Figure contents as structured data:
>> Start
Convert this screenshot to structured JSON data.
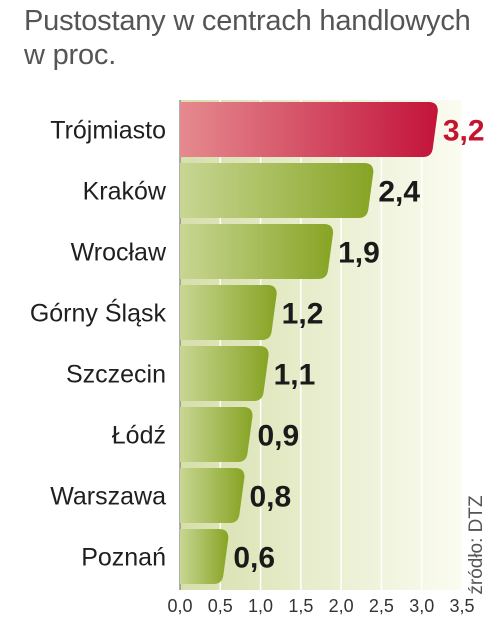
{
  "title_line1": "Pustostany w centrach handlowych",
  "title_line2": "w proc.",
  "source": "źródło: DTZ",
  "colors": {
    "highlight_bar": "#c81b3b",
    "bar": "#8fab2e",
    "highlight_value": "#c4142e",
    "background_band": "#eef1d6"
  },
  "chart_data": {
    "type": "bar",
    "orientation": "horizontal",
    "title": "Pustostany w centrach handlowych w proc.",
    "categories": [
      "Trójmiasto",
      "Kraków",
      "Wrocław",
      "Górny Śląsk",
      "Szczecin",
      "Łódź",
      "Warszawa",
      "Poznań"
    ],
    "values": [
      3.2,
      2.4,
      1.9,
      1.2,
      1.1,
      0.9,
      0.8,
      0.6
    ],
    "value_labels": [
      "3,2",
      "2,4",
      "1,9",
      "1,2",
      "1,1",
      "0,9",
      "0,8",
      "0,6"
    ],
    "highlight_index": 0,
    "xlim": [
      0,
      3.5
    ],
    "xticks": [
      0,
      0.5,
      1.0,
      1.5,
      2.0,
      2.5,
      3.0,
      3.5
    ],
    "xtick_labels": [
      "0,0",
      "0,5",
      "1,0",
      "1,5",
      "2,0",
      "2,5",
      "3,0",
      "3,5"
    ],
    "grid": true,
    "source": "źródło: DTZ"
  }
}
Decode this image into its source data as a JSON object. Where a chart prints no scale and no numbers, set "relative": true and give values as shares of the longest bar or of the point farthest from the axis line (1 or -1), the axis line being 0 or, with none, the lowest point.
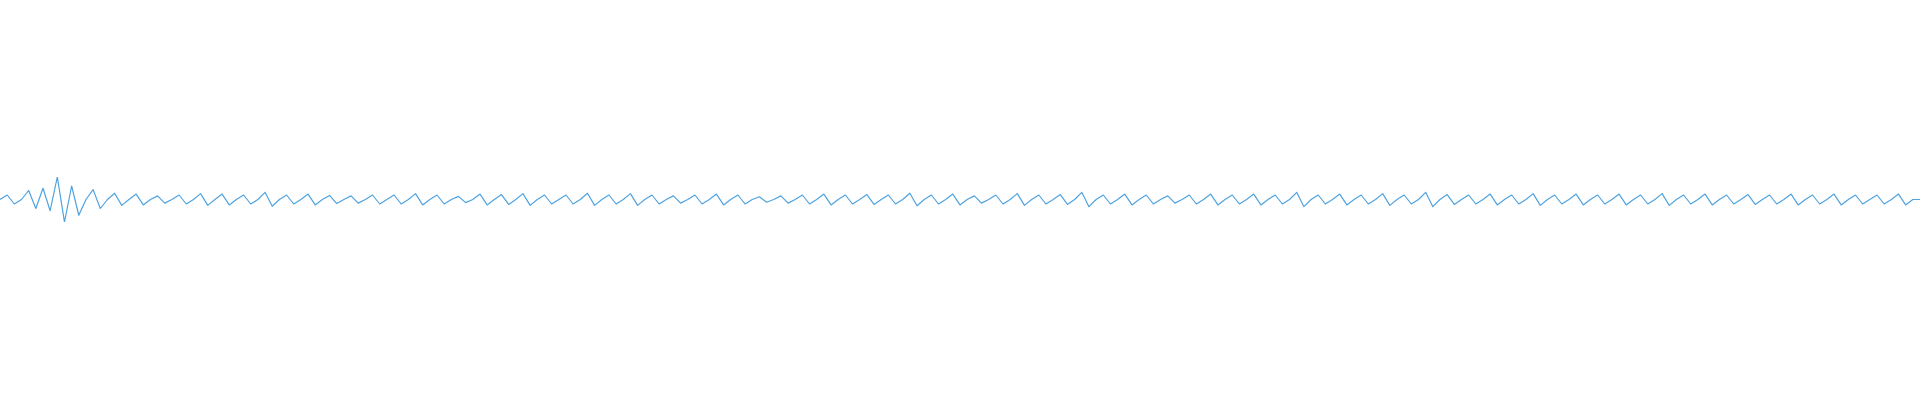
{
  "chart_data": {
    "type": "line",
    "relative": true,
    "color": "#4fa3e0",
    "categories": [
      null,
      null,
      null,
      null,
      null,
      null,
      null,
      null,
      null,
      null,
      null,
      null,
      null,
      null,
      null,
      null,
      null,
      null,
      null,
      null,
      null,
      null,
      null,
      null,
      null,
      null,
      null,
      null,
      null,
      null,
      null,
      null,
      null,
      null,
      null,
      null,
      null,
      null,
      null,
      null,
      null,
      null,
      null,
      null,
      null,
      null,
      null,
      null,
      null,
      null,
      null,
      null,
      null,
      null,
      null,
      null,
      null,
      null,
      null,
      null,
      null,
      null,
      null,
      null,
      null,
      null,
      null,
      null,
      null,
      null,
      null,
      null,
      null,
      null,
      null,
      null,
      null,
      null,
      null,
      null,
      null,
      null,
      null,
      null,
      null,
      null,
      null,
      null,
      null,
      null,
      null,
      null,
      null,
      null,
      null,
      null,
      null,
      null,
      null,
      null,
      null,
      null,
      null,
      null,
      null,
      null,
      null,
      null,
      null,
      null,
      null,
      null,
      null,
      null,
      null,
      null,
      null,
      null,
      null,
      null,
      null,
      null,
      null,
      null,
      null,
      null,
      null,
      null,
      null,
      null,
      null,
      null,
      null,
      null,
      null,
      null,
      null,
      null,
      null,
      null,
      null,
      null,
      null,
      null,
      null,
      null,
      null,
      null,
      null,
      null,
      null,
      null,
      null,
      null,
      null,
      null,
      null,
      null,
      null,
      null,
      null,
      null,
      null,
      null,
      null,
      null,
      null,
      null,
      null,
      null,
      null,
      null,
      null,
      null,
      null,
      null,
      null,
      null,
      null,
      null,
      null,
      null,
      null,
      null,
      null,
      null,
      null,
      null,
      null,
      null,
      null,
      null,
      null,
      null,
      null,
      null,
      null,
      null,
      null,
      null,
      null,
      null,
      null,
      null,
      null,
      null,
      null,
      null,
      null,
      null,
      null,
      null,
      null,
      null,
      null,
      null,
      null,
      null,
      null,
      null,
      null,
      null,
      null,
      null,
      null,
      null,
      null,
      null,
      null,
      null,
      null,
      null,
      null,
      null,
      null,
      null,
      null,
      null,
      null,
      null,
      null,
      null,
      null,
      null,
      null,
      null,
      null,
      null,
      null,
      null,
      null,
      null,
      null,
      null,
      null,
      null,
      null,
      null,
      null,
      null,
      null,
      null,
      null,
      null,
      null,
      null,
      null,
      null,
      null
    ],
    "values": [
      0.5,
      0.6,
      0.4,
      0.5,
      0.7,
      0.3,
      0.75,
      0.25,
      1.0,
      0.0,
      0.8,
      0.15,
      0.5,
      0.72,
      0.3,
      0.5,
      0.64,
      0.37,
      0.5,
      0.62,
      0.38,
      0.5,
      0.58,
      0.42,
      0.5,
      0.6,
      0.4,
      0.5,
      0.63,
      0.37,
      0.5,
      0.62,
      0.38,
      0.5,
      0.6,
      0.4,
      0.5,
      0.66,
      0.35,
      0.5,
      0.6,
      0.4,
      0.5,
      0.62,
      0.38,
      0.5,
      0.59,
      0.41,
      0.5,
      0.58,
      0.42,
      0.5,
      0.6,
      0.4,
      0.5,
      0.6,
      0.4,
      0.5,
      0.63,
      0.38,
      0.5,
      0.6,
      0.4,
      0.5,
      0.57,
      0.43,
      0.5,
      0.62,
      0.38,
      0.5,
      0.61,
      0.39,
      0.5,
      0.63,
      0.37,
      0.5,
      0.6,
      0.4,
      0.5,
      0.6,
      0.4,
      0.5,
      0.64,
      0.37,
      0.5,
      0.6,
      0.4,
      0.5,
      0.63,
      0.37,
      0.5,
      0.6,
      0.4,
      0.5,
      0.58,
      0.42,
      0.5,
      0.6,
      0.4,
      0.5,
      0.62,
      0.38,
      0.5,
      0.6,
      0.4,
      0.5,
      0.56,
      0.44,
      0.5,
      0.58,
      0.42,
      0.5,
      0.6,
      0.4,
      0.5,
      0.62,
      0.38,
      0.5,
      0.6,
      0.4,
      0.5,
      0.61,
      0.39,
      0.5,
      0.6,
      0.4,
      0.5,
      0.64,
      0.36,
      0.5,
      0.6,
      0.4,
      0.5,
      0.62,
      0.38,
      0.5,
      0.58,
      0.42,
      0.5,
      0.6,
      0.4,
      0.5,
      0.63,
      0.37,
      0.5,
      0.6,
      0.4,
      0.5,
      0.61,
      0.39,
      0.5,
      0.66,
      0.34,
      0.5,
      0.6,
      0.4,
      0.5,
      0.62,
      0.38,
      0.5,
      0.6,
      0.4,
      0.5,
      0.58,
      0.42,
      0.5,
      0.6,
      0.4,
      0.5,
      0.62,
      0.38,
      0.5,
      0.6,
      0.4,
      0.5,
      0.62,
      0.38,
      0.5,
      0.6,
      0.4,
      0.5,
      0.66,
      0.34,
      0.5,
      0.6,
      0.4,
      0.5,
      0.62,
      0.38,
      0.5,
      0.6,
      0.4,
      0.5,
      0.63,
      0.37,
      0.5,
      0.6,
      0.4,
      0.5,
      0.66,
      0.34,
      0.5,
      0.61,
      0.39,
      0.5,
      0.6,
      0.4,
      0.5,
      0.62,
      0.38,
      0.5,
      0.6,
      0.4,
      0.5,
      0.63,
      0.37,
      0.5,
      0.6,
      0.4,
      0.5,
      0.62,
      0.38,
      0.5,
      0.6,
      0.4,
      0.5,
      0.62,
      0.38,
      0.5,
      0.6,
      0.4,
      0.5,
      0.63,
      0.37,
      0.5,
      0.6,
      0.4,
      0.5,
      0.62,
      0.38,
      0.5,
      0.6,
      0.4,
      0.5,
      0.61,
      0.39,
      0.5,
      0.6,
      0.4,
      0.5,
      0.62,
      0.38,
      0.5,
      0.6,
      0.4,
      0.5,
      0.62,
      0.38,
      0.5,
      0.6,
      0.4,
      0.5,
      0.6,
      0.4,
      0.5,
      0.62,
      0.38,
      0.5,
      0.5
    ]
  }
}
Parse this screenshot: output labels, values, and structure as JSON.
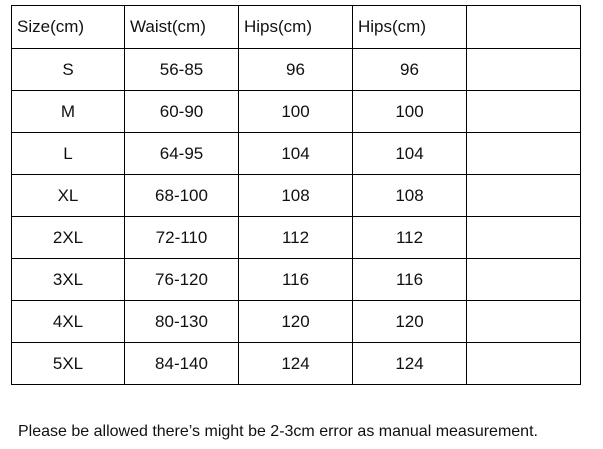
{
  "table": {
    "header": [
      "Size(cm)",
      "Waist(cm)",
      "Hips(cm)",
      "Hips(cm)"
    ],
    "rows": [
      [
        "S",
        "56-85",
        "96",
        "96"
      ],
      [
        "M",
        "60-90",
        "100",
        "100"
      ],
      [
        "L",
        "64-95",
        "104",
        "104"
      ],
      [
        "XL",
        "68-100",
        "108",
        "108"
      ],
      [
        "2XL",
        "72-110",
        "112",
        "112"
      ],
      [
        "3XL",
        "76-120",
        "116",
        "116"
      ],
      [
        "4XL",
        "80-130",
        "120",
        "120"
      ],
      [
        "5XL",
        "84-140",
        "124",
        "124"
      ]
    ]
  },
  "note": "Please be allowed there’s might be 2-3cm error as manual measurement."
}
>> End
→ **Your task**:
Show every line from the entries above in which the word "screenshot" appears.

→ **The solution**:
Convert this screenshot to structured JSON data.
Parse this screenshot: output labels, values, and structure as JSON.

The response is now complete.